-- START Listing --
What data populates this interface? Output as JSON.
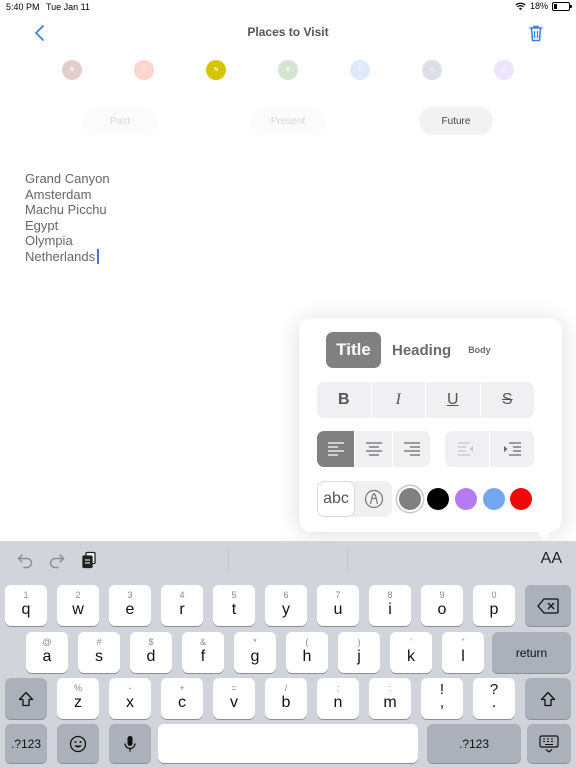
{
  "status": {
    "time": "5:40 PM",
    "date": "Tue Jan 11",
    "battery": "18%",
    "battery_level": 0.18
  },
  "nav": {
    "title": "Places to Visit"
  },
  "dots": [
    {
      "letter": "R",
      "color": "#e6cdcd"
    },
    {
      "letter": "I",
      "color": "#fad6cc"
    },
    {
      "letter": "N",
      "color": "#d7c400"
    },
    {
      "letter": "B",
      "color": "#d2e6cf"
    },
    {
      "letter": "F",
      "color": "#deeafc"
    },
    {
      "letter": "I",
      "color": "#dcdfe6"
    },
    {
      "letter": "S",
      "color": "#ece5fb"
    }
  ],
  "segments": {
    "past": "Past",
    "present": "Present",
    "future": "Future"
  },
  "notes": [
    "Grand Canyon",
    "Amsterdam",
    "Machu Picchu",
    "Egypt",
    "Olympia",
    "Netherlands"
  ],
  "popover": {
    "styles": {
      "title": "Title",
      "heading": "Heading",
      "body": "Body"
    },
    "format": {
      "bold": "B",
      "italic": "I",
      "underline": "U",
      "strike": "S"
    },
    "abc": "abc",
    "colors": [
      "#808080",
      "#000000",
      "#b57cf2",
      "#73a8f0",
      "#f10909"
    ]
  },
  "keyboard": {
    "aa": "AA",
    "row1": [
      {
        "hint": "1",
        "key": "q"
      },
      {
        "hint": "2",
        "key": "w"
      },
      {
        "hint": "3",
        "key": "e"
      },
      {
        "hint": "4",
        "key": "r"
      },
      {
        "hint": "5",
        "key": "t"
      },
      {
        "hint": "6",
        "key": "y"
      },
      {
        "hint": "7",
        "key": "u"
      },
      {
        "hint": "8",
        "key": "i"
      },
      {
        "hint": "9",
        "key": "o"
      },
      {
        "hint": "0",
        "key": "p"
      }
    ],
    "row2": [
      {
        "hint": "@",
        "key": "a"
      },
      {
        "hint": "#",
        "key": "s"
      },
      {
        "hint": "$",
        "key": "d"
      },
      {
        "hint": "&",
        "key": "f"
      },
      {
        "hint": "*",
        "key": "g"
      },
      {
        "hint": "(",
        "key": "h"
      },
      {
        "hint": ")",
        "key": "j"
      },
      {
        "hint": "'",
        "key": "k"
      },
      {
        "hint": "\"",
        "key": "l"
      }
    ],
    "row3": [
      {
        "hint": "%",
        "key": "z"
      },
      {
        "hint": "-",
        "key": "x"
      },
      {
        "hint": "+",
        "key": "c"
      },
      {
        "hint": "=",
        "key": "v"
      },
      {
        "hint": "/",
        "key": "b"
      },
      {
        "hint": ";",
        "key": "n"
      },
      {
        "hint": ":",
        "key": "m"
      },
      {
        "hint": "!",
        "key": ","
      },
      {
        "hint": "?",
        "key": "."
      }
    ],
    "return": "return",
    "numbers": ".?123"
  }
}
-- END Listing --
Exercise brief: Using the listing above, return all lines where the word "letter" occurs.

Written answer:
      "letter": "R",
      "letter": "I",
      "letter": "N",
      "letter": "B",
      "letter": "F",
      "letter": "I",
      "letter": "S",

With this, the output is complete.